James Ruppert: the case for low-mileage retro models

Valuing used cars, especially when they are oddities, is always something of a coin toss. Indeed, that’s the case with absolutely every old car: they are all unique in their own way, be it paint colour, random dents or the mileage. There are a lot of things to consider and there are no hard and fast rules, just rough guidelines. 

It was interesting, then, to get an email from Edward, who has a 2003 Volkswagen Beetle 2.0-litre petrol in silver. In his own words, it is “nothing special but it is immaculate and has done just 25,000 miles. This is genuine. I have the sales invoice from 2004. The mileage is shown then as under 11,000.” 

It belonged to a friend who did only a few hundred miles a year and sadly passed away, but there is a full service history, plus, as a precaution, Edward had the timing belt and water pump replaced at 18,000 miles. So here you have a new Beetle that is as original as you would ever care to find. 

The great thing about Edward is that he is prepared to be realistic about the price. Trouble is, so many owners have unrealistic expectations. Ask any car dealer at part-exchange time. In this case, the new Beetle, although cancelled and potentially making a comeback as an electric one, is a future classic and you might get £2000-£3000 for a mint one like this. Ideally, you need to find a ‘Beetleist’ who wants to make it part of their collection, or maybe use as a daily driver. 

That means the rest of us who aren’t bothered can find some low-mile gems. Well, you might not call a Rover CityRover a gem, but I came across a 2005 1.4 Select model with 12,000 miles and presumably owned by some old person. The asking price was still a quite stiff £1499, but I think the dealer would have taken much closer to a grand. Future collectible right there, possibly. 

Perhaps a not rusty Ford Ka would be a much better bet. So a 2008 Studio with 10,000 miles might be good. It’s rather more iconic even at £2120, although if you said you were interested in it just as a runabout, you ought to get it way below £2000. 

Rather more likely to hold and make money could be another retro wonder in the shape of an original BMW Mini. Try a 2004 One with barely 5000 miles at £2995. It would be better if it was a Cooper but, then again, maybe not. In the future, everything will be Cooper-ised so the basic One will be the rarity. 

Low-mileage early-2000s retro models. Buy those. You read it here first. 

What we almost bought this week

Toyota Camry 2.4 CDX: It’s so below the radar that there’s even a chance London’s congestion zone cameras won’t notice you in a Camry. Apart from those who knew it to be a reliable and safe saloon, it barely caused a ripple among new car buyers. The 150bhp 2.4 auto is reasonably quick and does 30mpg. This one’s a 2004/53- reg with 100k miles for £2495.

§ What to do
[1] Reproduce word for word the passage of the column on low-mileage retro cars, starting with "It belonged to" and going on through "care to find.".
[2] In the column on low-mileage retro cars, at what mileage did Edward have the timing belt and water pump replaced?
[3] Carry on writing the column on low-mileage retro cars from the point where it stops.
The data that comes next has no connection to the column on low-mileage retro cars.

§ Record set

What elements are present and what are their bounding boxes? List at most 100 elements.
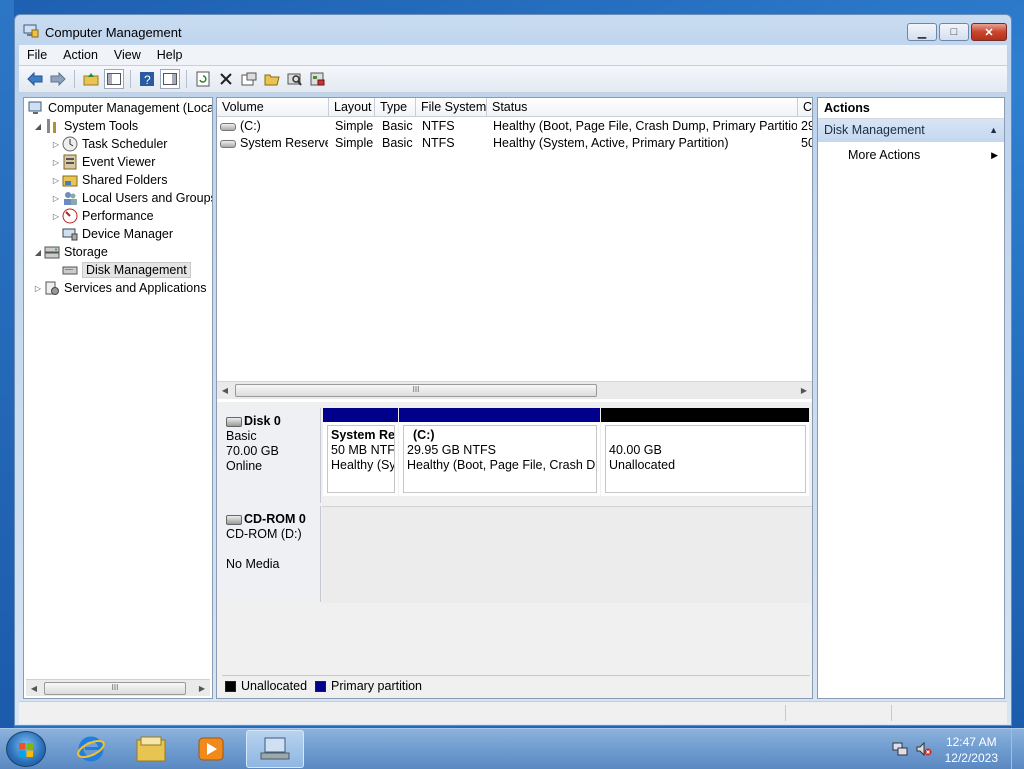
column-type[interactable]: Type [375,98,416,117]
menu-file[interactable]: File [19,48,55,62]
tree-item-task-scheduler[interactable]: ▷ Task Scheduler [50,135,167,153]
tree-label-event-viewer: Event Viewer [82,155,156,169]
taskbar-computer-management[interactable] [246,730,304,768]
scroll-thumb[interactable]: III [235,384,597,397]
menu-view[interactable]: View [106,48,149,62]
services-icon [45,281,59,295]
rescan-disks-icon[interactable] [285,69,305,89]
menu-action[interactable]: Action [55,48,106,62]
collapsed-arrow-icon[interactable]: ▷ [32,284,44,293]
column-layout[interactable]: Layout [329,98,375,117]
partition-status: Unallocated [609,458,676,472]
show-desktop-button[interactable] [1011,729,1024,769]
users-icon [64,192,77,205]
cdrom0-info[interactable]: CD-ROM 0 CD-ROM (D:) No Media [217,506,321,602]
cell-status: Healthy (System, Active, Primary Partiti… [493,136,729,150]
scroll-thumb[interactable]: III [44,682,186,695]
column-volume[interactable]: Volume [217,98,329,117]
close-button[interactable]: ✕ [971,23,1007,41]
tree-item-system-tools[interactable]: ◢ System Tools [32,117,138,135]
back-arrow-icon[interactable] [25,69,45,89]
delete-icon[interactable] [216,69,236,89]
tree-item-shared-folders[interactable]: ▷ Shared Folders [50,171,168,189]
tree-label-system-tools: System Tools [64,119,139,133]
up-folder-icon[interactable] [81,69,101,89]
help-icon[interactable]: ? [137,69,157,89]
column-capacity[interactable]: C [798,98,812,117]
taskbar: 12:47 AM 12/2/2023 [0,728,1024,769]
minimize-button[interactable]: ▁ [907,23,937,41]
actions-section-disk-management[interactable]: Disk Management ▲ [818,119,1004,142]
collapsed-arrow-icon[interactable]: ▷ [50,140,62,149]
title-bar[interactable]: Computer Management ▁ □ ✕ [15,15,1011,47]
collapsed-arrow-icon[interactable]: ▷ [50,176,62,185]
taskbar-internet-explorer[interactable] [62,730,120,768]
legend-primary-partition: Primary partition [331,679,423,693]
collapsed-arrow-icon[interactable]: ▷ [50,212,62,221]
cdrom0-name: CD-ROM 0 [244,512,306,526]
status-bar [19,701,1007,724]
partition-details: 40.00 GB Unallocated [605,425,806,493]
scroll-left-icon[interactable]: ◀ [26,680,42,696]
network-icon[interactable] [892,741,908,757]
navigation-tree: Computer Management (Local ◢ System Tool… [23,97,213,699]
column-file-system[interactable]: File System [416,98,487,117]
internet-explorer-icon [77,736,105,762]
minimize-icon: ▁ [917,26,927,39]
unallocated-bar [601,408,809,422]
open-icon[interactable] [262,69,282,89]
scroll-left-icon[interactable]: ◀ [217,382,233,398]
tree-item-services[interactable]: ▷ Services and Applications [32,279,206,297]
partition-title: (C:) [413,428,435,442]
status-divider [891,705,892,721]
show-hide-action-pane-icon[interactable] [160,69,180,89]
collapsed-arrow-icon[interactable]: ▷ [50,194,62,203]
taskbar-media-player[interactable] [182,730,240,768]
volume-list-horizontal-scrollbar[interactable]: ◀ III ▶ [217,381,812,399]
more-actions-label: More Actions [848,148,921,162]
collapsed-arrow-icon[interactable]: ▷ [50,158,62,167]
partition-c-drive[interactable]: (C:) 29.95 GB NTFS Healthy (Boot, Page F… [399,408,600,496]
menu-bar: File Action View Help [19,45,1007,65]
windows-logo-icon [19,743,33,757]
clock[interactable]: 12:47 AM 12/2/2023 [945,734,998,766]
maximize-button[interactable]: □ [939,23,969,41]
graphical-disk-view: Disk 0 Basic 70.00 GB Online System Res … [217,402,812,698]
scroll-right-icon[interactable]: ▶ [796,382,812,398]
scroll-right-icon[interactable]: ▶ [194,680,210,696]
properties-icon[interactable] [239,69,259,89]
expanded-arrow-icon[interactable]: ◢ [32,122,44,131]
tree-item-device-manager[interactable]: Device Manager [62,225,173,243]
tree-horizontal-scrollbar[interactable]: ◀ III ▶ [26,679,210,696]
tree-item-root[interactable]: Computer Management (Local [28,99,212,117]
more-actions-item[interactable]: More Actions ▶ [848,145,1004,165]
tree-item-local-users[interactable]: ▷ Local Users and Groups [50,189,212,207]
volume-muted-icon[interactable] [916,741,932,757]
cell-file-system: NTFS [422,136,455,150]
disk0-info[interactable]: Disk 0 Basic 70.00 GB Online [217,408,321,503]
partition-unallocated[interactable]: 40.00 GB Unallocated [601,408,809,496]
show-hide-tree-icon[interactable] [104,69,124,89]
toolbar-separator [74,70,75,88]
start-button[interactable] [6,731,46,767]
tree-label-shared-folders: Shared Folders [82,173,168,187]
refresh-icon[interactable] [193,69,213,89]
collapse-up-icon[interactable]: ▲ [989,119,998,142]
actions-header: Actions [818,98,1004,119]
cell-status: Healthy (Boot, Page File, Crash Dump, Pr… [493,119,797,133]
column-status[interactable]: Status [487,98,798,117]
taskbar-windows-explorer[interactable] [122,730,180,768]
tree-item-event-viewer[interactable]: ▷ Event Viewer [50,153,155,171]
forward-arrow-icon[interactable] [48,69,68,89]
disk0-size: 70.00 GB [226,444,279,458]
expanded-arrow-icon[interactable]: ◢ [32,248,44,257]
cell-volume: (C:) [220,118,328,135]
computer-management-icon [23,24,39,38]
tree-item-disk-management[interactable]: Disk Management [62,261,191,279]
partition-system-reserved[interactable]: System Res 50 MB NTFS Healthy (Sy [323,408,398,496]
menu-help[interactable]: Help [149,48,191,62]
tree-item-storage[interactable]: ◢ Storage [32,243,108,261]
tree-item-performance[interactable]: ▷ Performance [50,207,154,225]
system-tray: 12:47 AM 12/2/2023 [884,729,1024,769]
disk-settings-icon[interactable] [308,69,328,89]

--

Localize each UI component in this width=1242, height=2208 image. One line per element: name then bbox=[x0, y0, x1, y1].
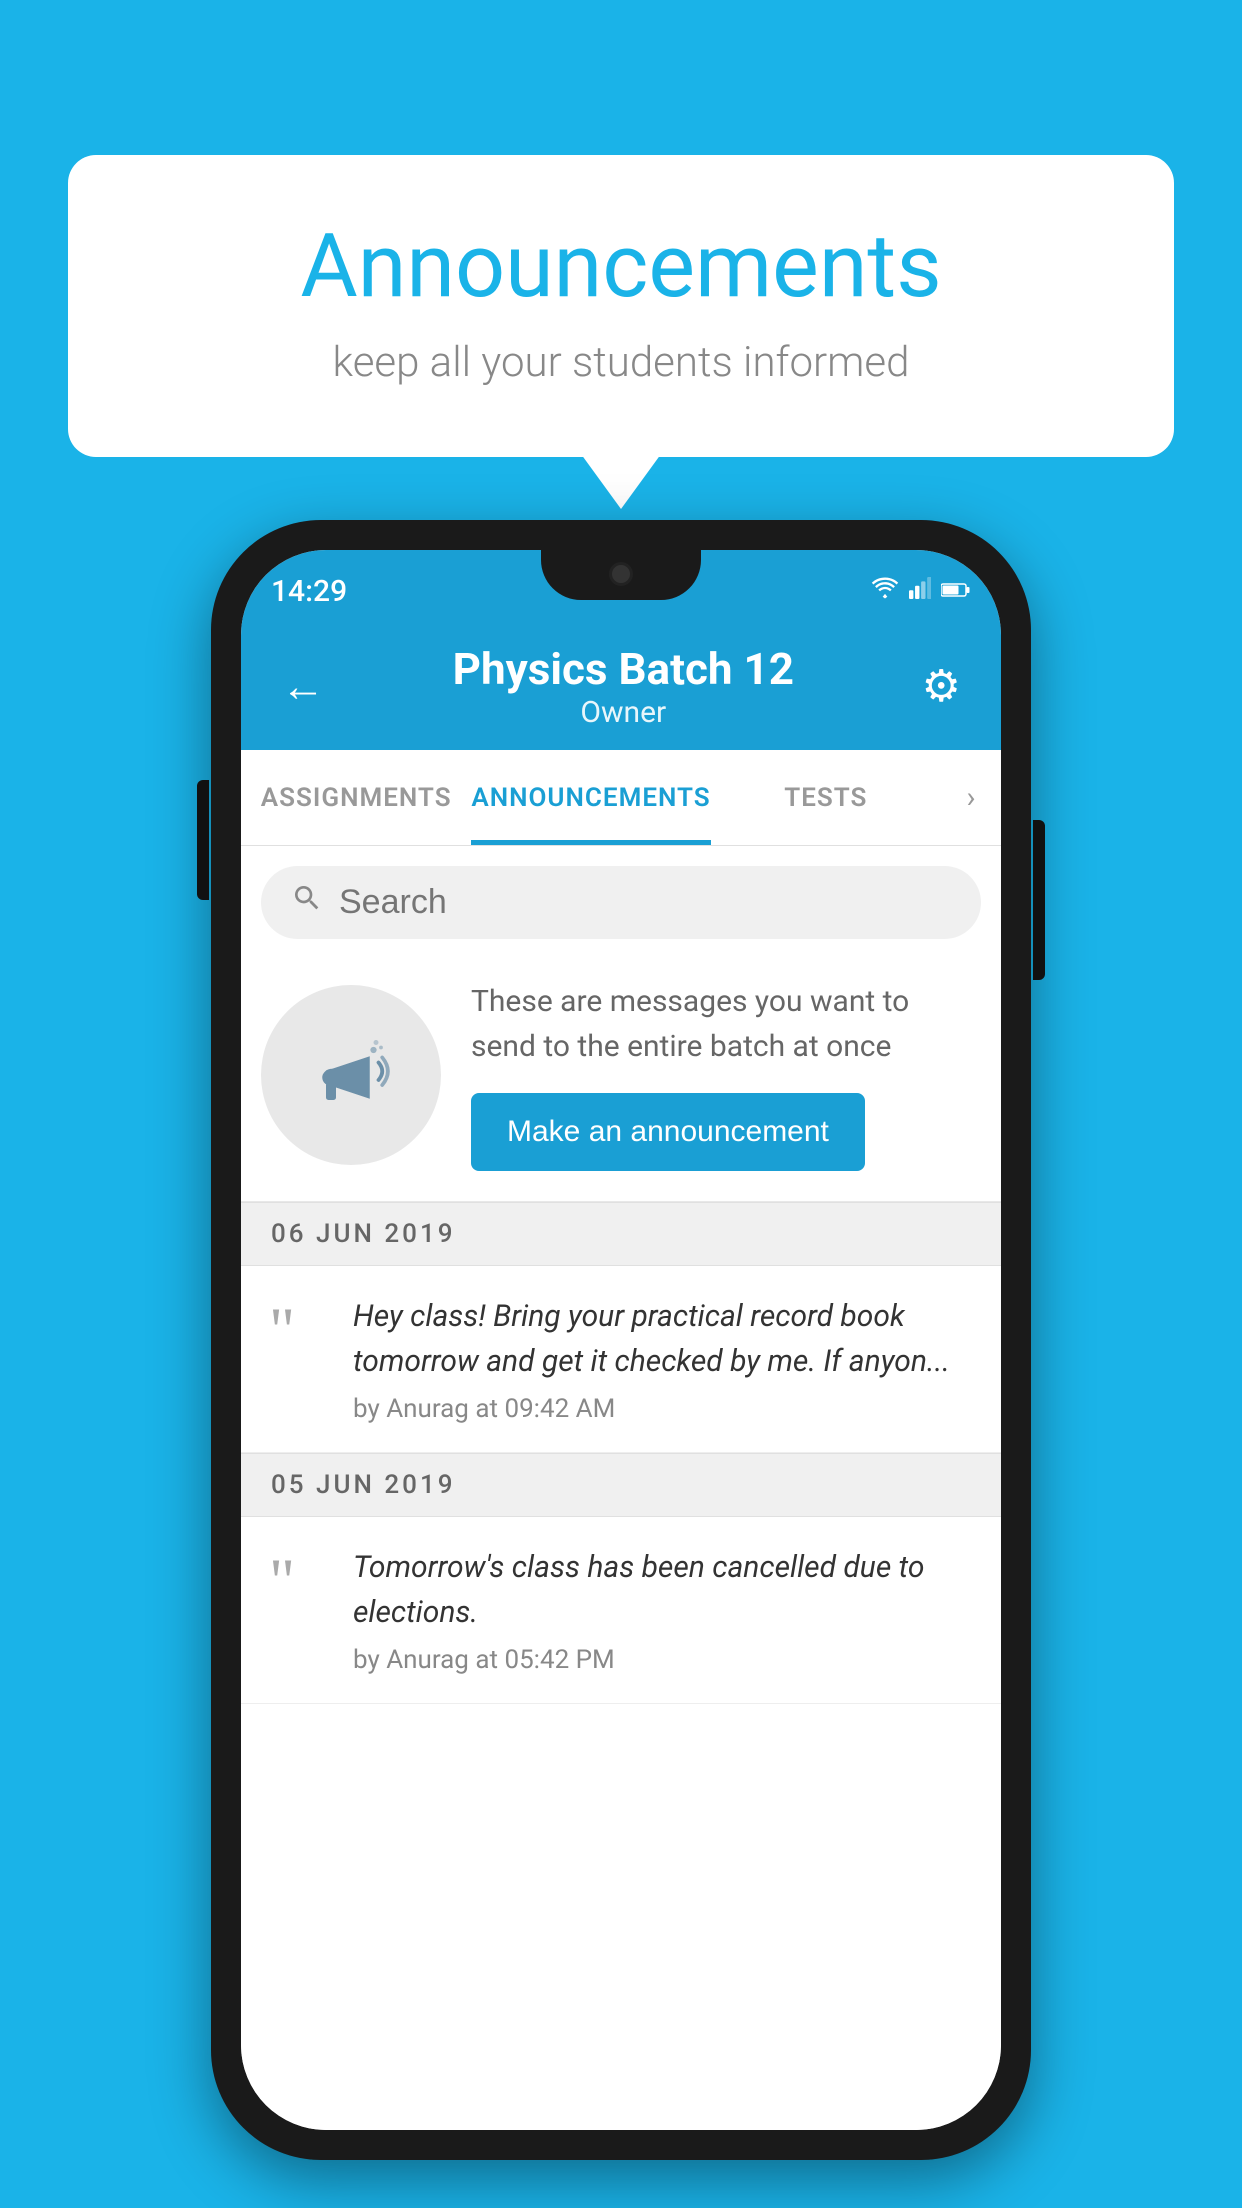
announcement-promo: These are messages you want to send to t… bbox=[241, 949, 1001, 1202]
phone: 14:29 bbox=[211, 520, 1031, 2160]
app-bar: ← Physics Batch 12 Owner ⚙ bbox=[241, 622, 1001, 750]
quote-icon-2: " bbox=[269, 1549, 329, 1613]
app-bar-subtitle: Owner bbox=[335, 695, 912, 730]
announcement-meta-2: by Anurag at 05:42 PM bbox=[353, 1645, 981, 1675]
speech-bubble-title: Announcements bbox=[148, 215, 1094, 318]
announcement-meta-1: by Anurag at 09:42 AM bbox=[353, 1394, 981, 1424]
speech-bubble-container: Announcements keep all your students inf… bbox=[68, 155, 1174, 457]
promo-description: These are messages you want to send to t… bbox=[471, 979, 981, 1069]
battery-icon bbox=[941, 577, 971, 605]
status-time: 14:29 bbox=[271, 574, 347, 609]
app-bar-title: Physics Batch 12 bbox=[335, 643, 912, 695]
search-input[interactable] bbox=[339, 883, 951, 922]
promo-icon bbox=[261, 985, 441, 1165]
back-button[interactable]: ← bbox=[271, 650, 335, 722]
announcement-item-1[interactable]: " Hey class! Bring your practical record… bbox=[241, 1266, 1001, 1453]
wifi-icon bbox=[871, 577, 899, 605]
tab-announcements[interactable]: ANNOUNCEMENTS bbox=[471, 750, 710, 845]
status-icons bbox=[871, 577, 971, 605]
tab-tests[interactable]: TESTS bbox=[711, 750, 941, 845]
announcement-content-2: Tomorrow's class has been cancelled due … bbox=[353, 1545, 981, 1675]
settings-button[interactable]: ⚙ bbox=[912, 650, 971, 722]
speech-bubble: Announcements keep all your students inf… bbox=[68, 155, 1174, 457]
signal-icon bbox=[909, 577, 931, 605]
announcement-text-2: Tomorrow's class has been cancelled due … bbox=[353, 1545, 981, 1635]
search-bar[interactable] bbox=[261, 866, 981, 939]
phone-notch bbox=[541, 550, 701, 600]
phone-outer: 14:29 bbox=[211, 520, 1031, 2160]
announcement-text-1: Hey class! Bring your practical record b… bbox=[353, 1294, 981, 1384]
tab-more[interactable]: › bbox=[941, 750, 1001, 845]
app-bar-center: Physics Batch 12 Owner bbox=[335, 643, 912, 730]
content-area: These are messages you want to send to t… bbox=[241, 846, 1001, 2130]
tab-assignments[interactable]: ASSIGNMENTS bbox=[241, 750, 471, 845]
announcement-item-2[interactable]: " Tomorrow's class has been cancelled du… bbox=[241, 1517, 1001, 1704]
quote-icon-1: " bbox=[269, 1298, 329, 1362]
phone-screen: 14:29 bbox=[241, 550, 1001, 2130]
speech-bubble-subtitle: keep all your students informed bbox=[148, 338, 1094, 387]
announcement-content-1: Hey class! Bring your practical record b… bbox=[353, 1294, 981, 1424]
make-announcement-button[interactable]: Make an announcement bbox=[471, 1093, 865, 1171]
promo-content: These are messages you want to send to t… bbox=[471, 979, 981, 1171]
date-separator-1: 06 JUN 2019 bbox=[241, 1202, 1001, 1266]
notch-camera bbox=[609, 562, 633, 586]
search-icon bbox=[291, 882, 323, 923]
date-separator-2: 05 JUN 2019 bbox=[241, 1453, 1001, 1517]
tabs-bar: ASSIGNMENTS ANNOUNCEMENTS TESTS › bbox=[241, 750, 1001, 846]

§ Answers for the exercise
[1]
It belonged to a friend who did only a few hundred miles a year and sadly passed away, but there is a full service history, plus, as a precaution, Edward had the timing belt and water pump replaced at 18,000 miles. So here you have a new Beetle that is as original as you would ever care to find.

[2] At 18,000 miles.

[3]
Tales from Ruppert’s garage

BMW 320, mileage – 82,928: My double garage is rather chock-full at the moment. Two Minis, a BSA Bantam and a ride-on mower. The Baby Shark usually shares that confined space, but an arrival of stuff on the back of a lorry has meant four pallets have taken its place. 

Exposure to the elements has revealed that the boot isn’t that watertight. Indeed, the boot has popped itself open on a few occasions. When I bought it, I noticed the offside profile is slightly raised so presumably there had been an incident. At the moment, the floor is damp and contents soggy. Not the end of the world.

Reader’s ride

Innocenti Mini: It isn’t just me with a silly old Italian car. Some of you dear readers have already been that way before. So thanks to Andy Southall for sharing this with us. 

“This was my Innocenti that I bought in around 1986 and, I believe, was not even ‘solid’ by the time it fell off the end of the production line – poorly converted to right-hand drive, horrible respray, electrical nightmare. Saying all that, I just loved the styling and the fact that it was ‘different’. At 22 years old, I knew no better.”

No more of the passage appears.